◆ **PROBLEM STATEMENT**
Every line of the listing should be transcribed exactly, with nothing left out.

◆ **SOURCE MATERIAL**
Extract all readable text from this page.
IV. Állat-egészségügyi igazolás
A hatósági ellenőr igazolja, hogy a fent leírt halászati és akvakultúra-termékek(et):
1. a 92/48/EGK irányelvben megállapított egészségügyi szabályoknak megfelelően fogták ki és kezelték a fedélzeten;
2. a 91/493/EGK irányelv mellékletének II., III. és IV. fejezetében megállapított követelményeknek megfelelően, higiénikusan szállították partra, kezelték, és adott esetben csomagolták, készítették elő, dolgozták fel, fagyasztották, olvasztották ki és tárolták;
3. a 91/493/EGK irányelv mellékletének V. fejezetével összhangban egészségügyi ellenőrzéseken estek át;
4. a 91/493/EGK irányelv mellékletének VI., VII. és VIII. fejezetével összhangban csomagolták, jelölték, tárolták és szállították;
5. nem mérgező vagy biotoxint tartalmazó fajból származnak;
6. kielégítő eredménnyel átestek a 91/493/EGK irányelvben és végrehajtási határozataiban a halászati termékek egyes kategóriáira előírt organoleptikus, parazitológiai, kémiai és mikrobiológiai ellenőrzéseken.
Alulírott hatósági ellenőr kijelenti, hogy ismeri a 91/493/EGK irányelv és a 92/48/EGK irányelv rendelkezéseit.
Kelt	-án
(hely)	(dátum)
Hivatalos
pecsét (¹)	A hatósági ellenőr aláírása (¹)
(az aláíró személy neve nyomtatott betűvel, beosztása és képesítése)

◆ **EXERCISE RESPONSE**
Extract all readable text from this page.
IV. Állat-egészségügyi igazolás
A hatósági ellenőr igazolja, hogy a fent leírt halászati és akvakultúra-termékek(et):
1. a 92/48/EGK irányelvben megállapított egészségügyi szabályoknak megfelelően fogták ki és kezelték a fedélzeten;
2. a 91/493/EGK irányelv mellékletének II., III. és IV. fejezetében megállapított követelményeknek megfelelően, higiénikusan szállították partra, kezelték, és adott esetben csomagolták, készítették elő, dolgozták fel, fagyasztották, olvasztották ki és tárolták;
3. a 91/493/EGK irányelv mellékletének V. fejezetével összhangban egészségügyi ellenőrzéseken estek át;
4. a 91/493/EGK irányelv mellékletének VI., VII. és VIII. fejezetével összhangban csomagolták, jelölték, tárolták és szállították;
5. nem mérgező vagy biotoxint tartalmazó fajból származnak;
6. kielégítő eredménnyel átestek a 91/493/EGK irányelvben és végrehajtási határozataiban a halászati termékek egyes kategóriáira előírt organoleptikus, parazitológiai, kémiai és mikrobiológiai ellenőrzéseken.
Alulírott hatósági ellenőr kijelenti, hogy ismeri a 91/493/EGK irányelv és a 92/48/EGK irányelv rendelkezéseit.
Kelt	-án
(hely)	(dátum)
Hivatalos
pecsét (¹)	A hatósági ellenőr aláírása (¹)
(az aláíró személy neve nyomtatott betűvel, beosztása és képesítése)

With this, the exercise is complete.